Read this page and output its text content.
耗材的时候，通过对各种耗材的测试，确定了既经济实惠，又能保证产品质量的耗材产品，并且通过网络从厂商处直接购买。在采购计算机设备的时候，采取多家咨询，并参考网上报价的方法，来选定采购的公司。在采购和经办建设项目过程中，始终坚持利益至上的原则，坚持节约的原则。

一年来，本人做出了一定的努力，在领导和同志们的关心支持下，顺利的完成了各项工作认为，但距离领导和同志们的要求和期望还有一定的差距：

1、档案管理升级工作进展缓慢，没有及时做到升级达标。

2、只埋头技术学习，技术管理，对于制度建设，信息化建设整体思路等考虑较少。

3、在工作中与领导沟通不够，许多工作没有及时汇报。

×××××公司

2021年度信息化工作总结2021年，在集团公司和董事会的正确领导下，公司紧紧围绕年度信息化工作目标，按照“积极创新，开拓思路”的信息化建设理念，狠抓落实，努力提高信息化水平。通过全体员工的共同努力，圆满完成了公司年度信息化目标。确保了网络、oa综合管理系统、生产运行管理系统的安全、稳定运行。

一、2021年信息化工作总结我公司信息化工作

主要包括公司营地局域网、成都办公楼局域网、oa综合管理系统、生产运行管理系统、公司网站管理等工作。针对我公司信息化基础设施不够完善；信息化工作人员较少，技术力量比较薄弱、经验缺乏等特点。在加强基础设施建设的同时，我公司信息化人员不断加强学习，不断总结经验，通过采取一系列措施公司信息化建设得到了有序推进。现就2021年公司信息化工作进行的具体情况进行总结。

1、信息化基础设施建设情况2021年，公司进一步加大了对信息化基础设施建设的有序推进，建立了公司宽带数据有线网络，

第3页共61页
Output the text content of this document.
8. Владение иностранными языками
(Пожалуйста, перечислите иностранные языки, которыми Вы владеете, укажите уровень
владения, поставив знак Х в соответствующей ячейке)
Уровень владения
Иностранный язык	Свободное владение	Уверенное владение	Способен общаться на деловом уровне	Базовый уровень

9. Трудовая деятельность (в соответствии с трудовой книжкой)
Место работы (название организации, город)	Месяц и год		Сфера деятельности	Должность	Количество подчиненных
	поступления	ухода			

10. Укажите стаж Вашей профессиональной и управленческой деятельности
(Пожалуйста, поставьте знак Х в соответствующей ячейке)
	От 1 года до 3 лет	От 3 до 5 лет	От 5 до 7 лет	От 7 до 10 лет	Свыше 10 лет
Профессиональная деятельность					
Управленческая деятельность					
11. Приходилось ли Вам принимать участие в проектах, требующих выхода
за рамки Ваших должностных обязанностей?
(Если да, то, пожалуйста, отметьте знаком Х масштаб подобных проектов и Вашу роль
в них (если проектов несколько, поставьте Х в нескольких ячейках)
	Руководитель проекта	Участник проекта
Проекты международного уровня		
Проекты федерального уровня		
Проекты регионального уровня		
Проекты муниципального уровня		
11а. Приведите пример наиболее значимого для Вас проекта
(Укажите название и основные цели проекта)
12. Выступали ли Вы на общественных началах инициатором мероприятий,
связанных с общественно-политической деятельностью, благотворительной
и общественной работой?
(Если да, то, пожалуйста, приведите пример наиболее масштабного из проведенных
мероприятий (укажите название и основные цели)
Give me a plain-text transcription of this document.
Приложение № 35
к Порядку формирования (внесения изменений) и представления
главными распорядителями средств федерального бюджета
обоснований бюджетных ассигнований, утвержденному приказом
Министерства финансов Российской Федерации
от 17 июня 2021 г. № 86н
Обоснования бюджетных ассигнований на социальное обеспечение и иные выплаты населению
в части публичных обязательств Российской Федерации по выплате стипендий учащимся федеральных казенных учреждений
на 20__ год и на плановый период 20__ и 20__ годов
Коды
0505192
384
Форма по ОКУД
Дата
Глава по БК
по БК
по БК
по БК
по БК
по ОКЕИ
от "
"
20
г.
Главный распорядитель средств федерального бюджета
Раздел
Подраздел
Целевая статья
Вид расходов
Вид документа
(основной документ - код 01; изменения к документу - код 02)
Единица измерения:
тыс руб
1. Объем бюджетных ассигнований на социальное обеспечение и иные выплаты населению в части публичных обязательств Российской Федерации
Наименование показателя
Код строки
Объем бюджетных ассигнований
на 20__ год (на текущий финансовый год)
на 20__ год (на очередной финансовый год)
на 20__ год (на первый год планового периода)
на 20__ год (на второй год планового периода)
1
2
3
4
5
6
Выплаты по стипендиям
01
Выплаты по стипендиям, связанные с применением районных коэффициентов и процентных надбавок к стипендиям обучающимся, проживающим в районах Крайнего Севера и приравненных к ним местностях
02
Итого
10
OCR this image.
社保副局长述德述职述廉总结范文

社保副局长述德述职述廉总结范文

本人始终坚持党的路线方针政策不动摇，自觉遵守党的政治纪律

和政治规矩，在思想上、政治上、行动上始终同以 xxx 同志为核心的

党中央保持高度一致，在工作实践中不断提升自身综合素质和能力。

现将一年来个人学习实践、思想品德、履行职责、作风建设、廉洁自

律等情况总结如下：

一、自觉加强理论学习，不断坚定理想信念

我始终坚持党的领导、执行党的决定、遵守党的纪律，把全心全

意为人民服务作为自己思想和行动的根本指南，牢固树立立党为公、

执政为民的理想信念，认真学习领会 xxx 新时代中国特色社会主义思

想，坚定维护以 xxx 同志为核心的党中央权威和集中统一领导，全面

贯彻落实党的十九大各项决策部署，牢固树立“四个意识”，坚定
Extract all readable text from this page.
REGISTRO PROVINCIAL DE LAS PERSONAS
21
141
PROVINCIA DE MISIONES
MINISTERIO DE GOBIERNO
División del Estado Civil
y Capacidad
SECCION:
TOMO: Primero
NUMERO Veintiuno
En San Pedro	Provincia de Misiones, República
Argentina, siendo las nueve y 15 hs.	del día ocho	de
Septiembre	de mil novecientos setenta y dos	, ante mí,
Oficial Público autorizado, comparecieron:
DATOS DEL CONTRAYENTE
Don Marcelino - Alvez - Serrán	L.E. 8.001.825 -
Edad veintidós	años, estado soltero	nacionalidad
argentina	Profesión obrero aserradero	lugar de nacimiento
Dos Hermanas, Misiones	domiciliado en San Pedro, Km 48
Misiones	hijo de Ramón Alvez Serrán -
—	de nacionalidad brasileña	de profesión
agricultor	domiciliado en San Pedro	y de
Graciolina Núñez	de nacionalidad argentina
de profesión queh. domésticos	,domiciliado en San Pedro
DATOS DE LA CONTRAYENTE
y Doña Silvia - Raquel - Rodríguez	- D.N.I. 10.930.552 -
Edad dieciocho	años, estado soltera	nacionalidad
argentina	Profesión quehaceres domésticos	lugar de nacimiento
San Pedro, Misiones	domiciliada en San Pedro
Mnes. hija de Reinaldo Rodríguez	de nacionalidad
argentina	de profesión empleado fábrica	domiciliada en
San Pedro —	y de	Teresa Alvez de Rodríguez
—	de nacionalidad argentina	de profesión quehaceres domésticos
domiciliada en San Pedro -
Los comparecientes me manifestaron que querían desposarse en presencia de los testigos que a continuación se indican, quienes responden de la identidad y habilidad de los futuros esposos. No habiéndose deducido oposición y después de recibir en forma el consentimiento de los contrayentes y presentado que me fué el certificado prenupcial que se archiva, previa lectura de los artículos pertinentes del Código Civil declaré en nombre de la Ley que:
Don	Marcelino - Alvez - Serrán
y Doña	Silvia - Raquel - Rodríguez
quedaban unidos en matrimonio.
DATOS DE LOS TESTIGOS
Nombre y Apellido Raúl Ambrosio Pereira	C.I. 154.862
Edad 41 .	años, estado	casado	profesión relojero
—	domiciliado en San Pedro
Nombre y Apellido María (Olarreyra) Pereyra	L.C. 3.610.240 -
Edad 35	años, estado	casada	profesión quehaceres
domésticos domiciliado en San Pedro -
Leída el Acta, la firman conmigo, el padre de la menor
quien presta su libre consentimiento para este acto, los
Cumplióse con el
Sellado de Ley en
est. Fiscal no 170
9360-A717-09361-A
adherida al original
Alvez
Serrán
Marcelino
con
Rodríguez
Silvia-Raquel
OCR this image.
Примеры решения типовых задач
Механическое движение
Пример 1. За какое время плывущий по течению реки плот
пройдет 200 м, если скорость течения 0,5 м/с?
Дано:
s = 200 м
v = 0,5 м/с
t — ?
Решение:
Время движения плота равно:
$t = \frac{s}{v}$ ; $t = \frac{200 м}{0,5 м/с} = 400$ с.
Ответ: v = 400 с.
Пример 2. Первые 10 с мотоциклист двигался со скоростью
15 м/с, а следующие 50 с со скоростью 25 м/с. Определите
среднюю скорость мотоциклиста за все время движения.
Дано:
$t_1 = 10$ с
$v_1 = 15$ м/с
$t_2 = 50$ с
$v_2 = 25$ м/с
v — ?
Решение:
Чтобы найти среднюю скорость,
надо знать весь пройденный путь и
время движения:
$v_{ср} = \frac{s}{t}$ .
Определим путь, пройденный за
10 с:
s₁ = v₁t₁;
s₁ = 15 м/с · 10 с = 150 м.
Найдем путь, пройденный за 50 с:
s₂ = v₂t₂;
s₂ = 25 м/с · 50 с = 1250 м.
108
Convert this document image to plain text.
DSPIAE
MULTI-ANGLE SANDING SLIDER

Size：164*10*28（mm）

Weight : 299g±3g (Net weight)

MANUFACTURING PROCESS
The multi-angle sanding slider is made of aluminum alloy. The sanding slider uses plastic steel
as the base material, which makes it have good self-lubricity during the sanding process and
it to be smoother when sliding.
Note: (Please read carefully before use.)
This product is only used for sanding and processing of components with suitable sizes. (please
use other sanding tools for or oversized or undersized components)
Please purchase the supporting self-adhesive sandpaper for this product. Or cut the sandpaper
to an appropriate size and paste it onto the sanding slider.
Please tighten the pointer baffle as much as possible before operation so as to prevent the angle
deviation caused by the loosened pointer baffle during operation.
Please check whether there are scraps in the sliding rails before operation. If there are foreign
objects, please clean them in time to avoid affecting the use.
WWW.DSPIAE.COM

§ TASK INSTRUCTIONS
Using the records above, select and copy every line that has the word "años".

§ SOLUTION BELOW
Edad veintidós	años, estado soltero	nacionalidad
Edad dieciocho	años, estado soltera	nacionalidad
Edad 41 .	años, estado	casado	profesión relojero
Edad 35	años, estado	casada	profesión quehaceres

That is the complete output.